Reproduce the lines of every item below, substituting "axis-category" for each occurrence of "category-label" and leaving everything else unchanged. Omit the pictures from your answer.

■ RECORDS PROVIDED:
* start *

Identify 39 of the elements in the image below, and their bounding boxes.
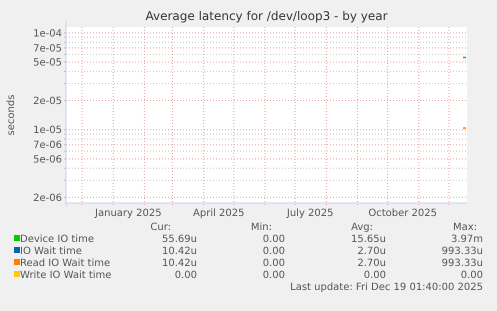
y-tick-label: 1e-04 [33, 28, 62, 40]
chart-title: Average latency for /dev/loop3 - by year [145, 9, 388, 23]
text: 0.00 [460, 270, 483, 281]
text: Last update: Fri Dec 19 01:40:00 2025 [290, 282, 483, 293]
text: 0.00 [262, 246, 285, 257]
y-tick-label: 1e-05 [33, 125, 62, 136]
x-tick-label: July 2025 [286, 208, 334, 219]
text: Min: [250, 222, 272, 233]
y-tick-label: 5e-06 [33, 154, 62, 166]
text: 0.00 [364, 270, 386, 281]
text: 0.00 [262, 234, 285, 245]
legend-label: Read IO Wait time [20, 258, 110, 269]
x-tick-label: April 2025 [193, 208, 245, 219]
y-axis-title: seconds [6, 94, 17, 136]
x-tick-label: January 2025 [94, 208, 162, 219]
text: 2.70u [357, 246, 386, 257]
text: Avg: [351, 222, 373, 233]
y-tick-label: 5e-05 [33, 58, 62, 69]
y-tick-label: 2e-06 [33, 192, 62, 204]
text: Cur: [150, 222, 171, 233]
y-tick-label: 7e-06 [33, 140, 62, 152]
text: 10.42u [162, 246, 197, 257]
text: Max: [452, 222, 477, 233]
text: 3.97m [450, 234, 483, 245]
text: 993.33u [442, 258, 483, 269]
legend-label: IO Wait time [20, 246, 82, 257]
text: 0.00 [174, 270, 197, 281]
text: 993.33u [442, 246, 483, 257]
text: 0.00 [262, 270, 285, 281]
text: 0.00 [262, 258, 285, 269]
text: 15.65u [351, 234, 386, 245]
y-tick-label: 7e-05 [33, 43, 62, 54]
x-tick-label: October 2025 [368, 208, 438, 219]
text: 2.70u [357, 258, 386, 269]
legend-label: Device IO time [20, 234, 94, 245]
text: 55.69u [162, 234, 197, 245]
y-tick-label: 2e-05 [33, 96, 62, 108]
legend-label: Write IO Wait time [20, 270, 112, 281]
text: 10.42u [162, 258, 197, 269]
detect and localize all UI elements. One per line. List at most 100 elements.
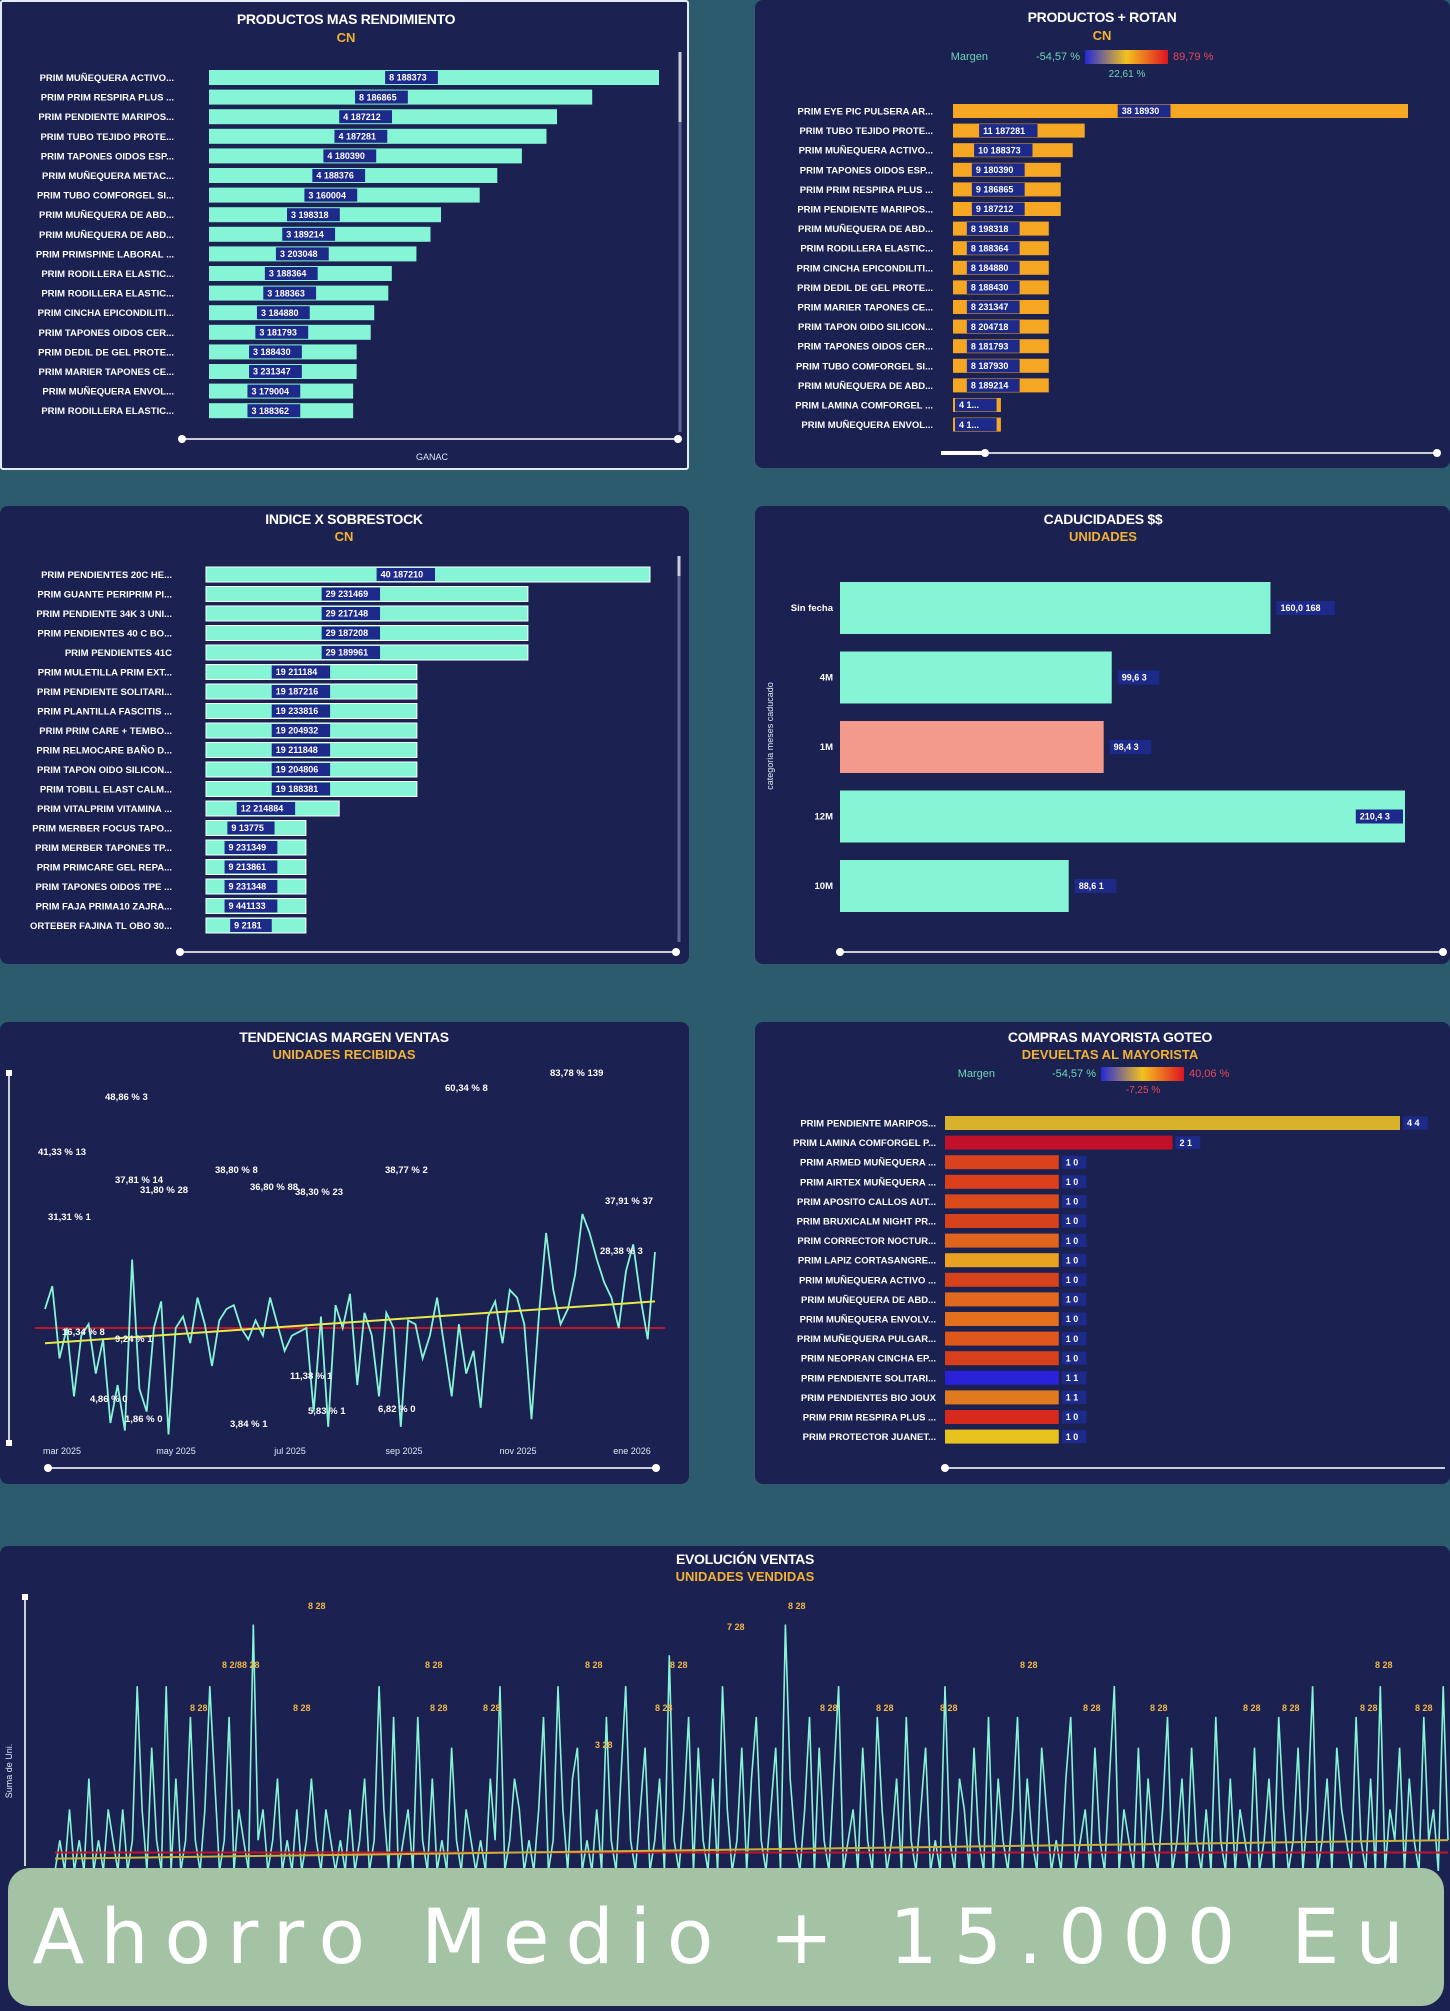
category-label: PRIM MUÑEQUERA DE ABD... [801,1295,936,1306]
scroll-handle-left[interactable] [941,1464,949,1472]
category-label: PRIM CINCHA EPICONDILITI... [797,263,933,274]
bar[interactable] [945,1292,1059,1307]
data-label: 9 213861 [229,862,267,872]
data-annotation: 38,80 % 8 [215,1165,258,1176]
scroll-handle-top[interactable] [22,1594,28,1600]
data-label: 19 188381 [276,784,319,794]
bar[interactable] [945,1429,1059,1444]
bar[interactable] [945,1135,1173,1150]
bar[interactable] [945,1312,1059,1326]
data-annotation: 3,84 % 1 [230,1419,268,1430]
data-label: 8 188364 [971,243,1009,253]
data-label-bg [1117,104,1171,118]
scroll-handle-left[interactable] [176,948,184,956]
data-label-bg [385,71,438,84]
bar[interactable] [945,1390,1059,1405]
scroll-handle-bottom[interactable] [6,1440,12,1446]
bar[interactable] [840,651,1112,704]
bar[interactable] [945,1233,1059,1248]
data-label-bg [1355,809,1403,824]
data-annotation: 31,80 % 28 [140,1185,188,1196]
data-label-bg [271,665,331,679]
bar[interactable] [945,1331,1059,1346]
bar[interactable] [945,1351,1059,1366]
data-label: 8 186865 [359,92,397,102]
category-label: PRIM BRUXICALM NIGHT PR... [797,1217,936,1228]
data-label-bg [271,704,331,718]
bar[interactable] [945,1272,1059,1287]
data-label: 8 188373 [389,73,427,83]
trend-line [54,1839,1449,1860]
x-tick-label: sep 2025 [385,1446,422,1456]
data-label-bg [966,378,1020,392]
data-label-bg [271,763,331,776]
data-label: 8 198318 [971,224,1009,234]
bar[interactable] [945,1155,1059,1170]
data-label: 8 204718 [971,322,1009,332]
bar[interactable] [840,582,1271,634]
category-label: PRIM TAPONES OIDOS CER... [798,342,933,353]
data-label: 8 184880 [971,263,1009,273]
scroll-handle-right[interactable] [672,948,680,956]
scroll-handle-left[interactable] [981,449,989,457]
scroll-handle-right[interactable] [674,435,682,443]
data-annotation: 8 28 [1150,1703,1168,1713]
bar[interactable] [945,1194,1059,1209]
bar[interactable] [945,1253,1059,1268]
data-label-bg [249,365,302,378]
category-label: PRIM MUÑEQUERA ACTIVO ... [799,1275,936,1286]
chart-tendencias: TENDENCIAS MARGEN VENTAS UNIDADES RECIBI… [6,1029,665,1472]
scroll-handle-left[interactable] [44,1464,52,1472]
category-label: PRIM APOSITO CALLOS AUT... [797,1197,936,1208]
data-label: 3 188363 [267,288,305,298]
chart-sobrestock: INDICE X SOBRESTOCK CN PRIM PENDIENTES 2… [30,511,681,956]
x-tick-label: ene 2026 [613,1446,651,1456]
data-label: 1 0 [1066,1157,1079,1167]
data-annotation: 8 28 [585,1660,603,1670]
bar[interactable] [945,1370,1059,1385]
category-label: PRIM MUÑEQUERA ENVOLV... [800,1315,936,1326]
data-annotation: 31,31 % 1 [48,1212,91,1223]
category-label: PRIM PENDIENTE 34K 3 UNI... [36,609,172,620]
bar[interactable] [945,1214,1059,1228]
data-label: 3 160004 [308,190,346,200]
bar[interactable] [840,721,1104,773]
bar[interactable] [945,1410,1059,1424]
bar[interactable] [945,1174,1059,1189]
category-label: PRIM MUÑEQUERA DE ABD... [798,224,933,235]
category-label: PRIM CINCHA EPICONDILITI... [38,308,174,319]
data-label-bg [224,860,278,874]
data-label: 4 187281 [338,132,376,142]
data-label-bg [1061,1430,1087,1444]
data-annotation: 11,38 % 1 [290,1371,333,1382]
data-label: 1 1 [1066,1373,1079,1383]
category-label: PRIM TUBO COMFORGEL SI... [37,191,174,202]
scroll-handle-right[interactable] [1439,948,1447,956]
data-label: 98,4 3 [1114,742,1139,752]
scroll-handle-right[interactable] [1433,449,1441,457]
category-label: PRIM MUÑEQUERA ACTIVO... [799,146,933,157]
scroll-handle-left[interactable] [836,948,844,956]
chart-compras: COMPRAS MAYORISTA GOTEO DEVUELTAS AL MAY… [793,1029,1445,1472]
data-annotation: 37,81 % 14 [115,1175,164,1186]
chart-title: CADUCIDADES $$ [1044,511,1163,527]
data-label-bg [1061,1371,1087,1385]
data-label: 3 203048 [280,249,318,259]
bar[interactable] [945,1116,1400,1130]
scroll-handle-top[interactable] [6,1070,12,1076]
data-label-bg [339,110,393,124]
legend-label: Margen [958,1068,995,1080]
data-label-bg [966,300,1020,314]
bar[interactable] [840,860,1069,912]
data-label: 4 1... [959,400,979,410]
data-annotation: 6,82 % 0 [378,1404,416,1415]
data-label-bg [271,743,331,757]
scroll-handle-left[interactable] [178,435,186,443]
bar[interactable] [953,104,1408,118]
data-label-bg [1061,1312,1087,1326]
category-label: PRIM PRIM RESPIRA PLUS ... [803,1413,936,1424]
scroll-handle-right[interactable] [652,1464,660,1472]
category-label: PRIM PENDIENTE MARIPOS... [797,205,933,216]
bar[interactable] [840,790,1405,843]
category-label: PRIM MUÑEQUERA DE ABD... [39,230,174,241]
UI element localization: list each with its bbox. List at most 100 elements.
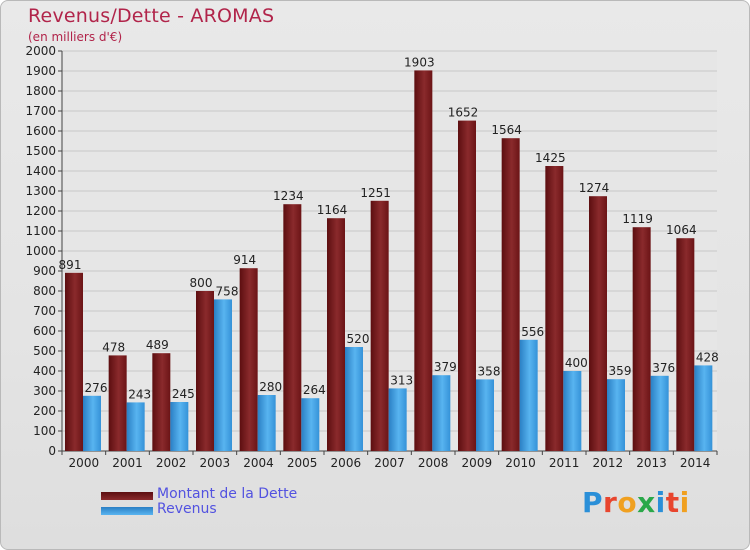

* end *

■ TASK RESULT:
Identify 39 of the elements in the image below, and their bounding boxes.
y-tick-label: 1e-04 [33, 28, 62, 40]
chart-title: Average latency for /dev/loop3 - by year [145, 9, 388, 23]
text: 0.00 [460, 270, 483, 281]
text: Last update: Fri Dec 19 01:40:00 2025 [290, 282, 483, 293]
text: 0.00 [262, 246, 285, 257]
y-tick-label: 1e-05 [33, 125, 62, 136]
x-tick-label: July 2025 [286, 208, 334, 219]
text: Min: [250, 222, 272, 233]
y-tick-label: 5e-06 [33, 154, 62, 166]
text: 0.00 [364, 270, 386, 281]
text: 0.00 [262, 234, 285, 245]
legend-label: Read IO Wait time [20, 258, 110, 269]
x-tick-label: April 2025 [193, 208, 245, 219]
y-axis-title: seconds [6, 94, 17, 136]
x-tick-label: January 2025 [94, 208, 162, 219]
text: 2.70u [357, 246, 386, 257]
text: Avg: [351, 222, 373, 233]
y-tick-label: 5e-05 [33, 58, 62, 69]
y-tick-label: 2e-06 [33, 192, 62, 204]
text: Cur: [150, 222, 171, 233]
y-tick-label: 7e-06 [33, 140, 62, 152]
text: 10.42u [162, 246, 197, 257]
text: Max: [452, 222, 477, 233]
text: 3.97m [450, 234, 483, 245]
text: 993.33u [442, 258, 483, 269]
legend-label: IO Wait time [20, 246, 82, 257]
text: 0.00 [174, 270, 197, 281]
text: 993.33u [442, 246, 483, 257]
text: 0.00 [262, 270, 285, 281]
text: 0.00 [262, 258, 285, 269]
text: 15.65u [351, 234, 386, 245]
y-tick-label: 7e-05 [33, 43, 62, 54]
x-tick-label: October 2025 [368, 208, 438, 219]
text: 2.70u [357, 258, 386, 269]
legend-label: Device IO time [20, 234, 94, 245]
text: 55.69u [162, 234, 197, 245]
y-tick-label: 2e-05 [33, 96, 62, 108]
legend-label: Write IO Wait time [20, 270, 112, 281]
text: 10.42u [162, 258, 197, 269]
detect and localize all UI elements. One per line. List at most 100 elements.
axis-category: PRIM MUÑEQUERA DE ABD... [801,1295,936,1306]
scroll-handle-left[interactable] [941,1464,949,1472]
axis-category: PRIM CINCHA EPICONDILITI... [797,263,933,274]
bar[interactable] [945,1292,1059,1307]
data-label: 9 213861 [229,862,267,872]
data-annotation: 38,80 % 8 [215,1165,258,1176]
scroll-handle-top[interactable] [22,1594,28,1600]
data-label: 19 188381 [276,784,319,794]
bar[interactable] [945,1429,1059,1444]
bar[interactable] [945,1135,1173,1150]
bar[interactable] [945,1312,1059,1326]
data-annotation: 3,84 % 1 [230,1419,268,1430]
data-label: 8 188364 [971,243,1009,253]
data-label-bg [1117,104,1171,118]
scroll-handle-left[interactable] [176,948,184,956]
data-label-bg [385,71,438,84]
bar[interactable] [945,1390,1059,1405]
scroll-handle-bottom[interactable] [6,1440,12,1446]
bar[interactable] [840,651,1112,704]
bar[interactable] [945,1233,1059,1248]
data-label-bg [1355,809,1403,824]
data-annotation: 31,80 % 28 [140,1185,188,1196]
data-label-bg [271,665,331,679]
bar[interactable] [945,1331,1059,1346]
bar[interactable] [945,1351,1059,1366]
data-label: 8 186865 [359,92,397,102]
axis-category: PRIM BRUXICALM NIGHT PR... [797,1217,936,1228]
data-label-bg [271,704,331,718]
bar[interactable] [945,1272,1059,1287]
data-label: 8 188373 [389,73,427,83]
trend-line [54,1839,1449,1860]
x-tick-label: sep 2025 [385,1446,422,1456]
data-label-bg [966,378,1020,392]
data-label-bg [271,763,331,776]
data-label: 8 198318 [971,224,1009,234]
bar[interactable] [945,1155,1059,1170]
data-label: 8 204718 [971,322,1009,332]
bar[interactable] [840,582,1271,634]
axis-category: PRIM TAPONES OIDOS CER... [798,342,933,353]
data-label: 8 184880 [971,263,1009,273]
scroll-handle-right[interactable] [672,948,680,956]
scroll-handle-left[interactable] [981,449,989,457]
scroll-handle-right[interactable] [674,435,682,443]
data-annotation: 8 28 [1150,1703,1168,1713]
bar[interactable] [945,1194,1059,1209]
bar[interactable] [945,1253,1059,1268]
data-label-bg [249,365,302,378]
axis-category: PRIM MUÑEQUERA ACTIVO ... [799,1275,936,1286]
chart-tendencias: TENDENCIAS MARGEN VENTAS UNIDADES RECIBI… [6,1029,665,1472]
scroll-handle-left[interactable] [44,1464,52,1472]
axis-category: PRIM APOSITO CALLOS AUT... [797,1197,936,1208]
data-label: 3 188363 [267,288,305,298]
chart-sobrestock: INDICE X SOBRESTOCK CN PRIM PENDIENTES 2… [30,511,681,956]
x-tick-label: ene 2026 [613,1446,651,1456]
data-label: 1 0 [1066,1157,1079,1167]
data-annotation: 8 28 [585,1660,603,1670]
bar[interactable] [945,1370,1059,1385]
axis-category: PRIM MUÑEQUERA ENVOLV... [800,1315,936,1326]
data-annotation: 31,31 % 1 [48,1212,91,1223]
axis-category: PRIM PENDIENTE 34K 3 UNI... [36,609,172,620]
bar[interactable] [945,1214,1059,1228]
data-label: 3 160004 [308,190,346,200]
bar[interactable] [840,721,1104,773]
bar[interactable] [945,1410,1059,1424]
bar[interactable] [945,1174,1059,1189]
axis-category: PRIM MUÑEQUERA DE ABD... [798,224,933,235]
axis-category: PRIM CINCHA EPICONDILITI... [38,308,174,319]
data-label-bg [224,860,278,874]
data-label: 4 187281 [338,132,376,142]
data-label-bg [1061,1430,1087,1444]
data-annotation: 11,38 % 1 [290,1371,333,1382]
data-label: 1 1 [1066,1373,1079,1383]
axis-category: PRIM TUBO COMFORGEL SI... [37,191,174,202]
scroll-handle-right[interactable] [1439,948,1447,956]
data-label: 98,4 3 [1114,742,1139,752]
scroll-handle-right[interactable] [1433,449,1441,457]
axis-category: PRIM MUÑEQUERA ACTIVO... [799,146,933,157]
scroll-handle-left[interactable] [836,948,844,956]
chart-compras: COMPRAS MAYORISTA GOTEO DEVUELTAS AL MAY… [793,1029,1445,1472]
data-annotation: 37,81 % 14 [115,1175,164,1186]
chart-title: CADUCIDADES $$ [1044,511,1163,527]
data-label-bg [1061,1371,1087,1385]
data-label: 3 203048 [280,249,318,259]
bar[interactable] [945,1116,1400,1130]
scroll-handle-top[interactable] [6,1070,12,1076]
data-label-bg [339,110,393,124]
legend-label: Margen [958,1068,995,1080]
data-label-bg [966,300,1020,314]
bar[interactable] [840,860,1069,912]
data-label: 4 1... [959,400,979,410]
data-annotation: 6,82 % 0 [378,1404,416,1415]
data-label-bg [271,743,331,757]
scroll-handle-left[interactable] [178,435,186,443]
bar[interactable] [953,104,1408,118]
data-label-bg [1061,1312,1087,1326]
axis-category: PRIM PRIM RESPIRA PLUS ... [803,1413,936,1424]
scroll-handle-right[interactable] [652,1464,660,1472]
axis-category: PRIM PENDIENTE MARIPOS... [797,205,933,216]
bar[interactable] [840,790,1405,843]
axis-category: PRIM MUÑEQUERA DE ABD... [39,230,174,241]
UI element localization: list each with its bbox. List at most 100 elements.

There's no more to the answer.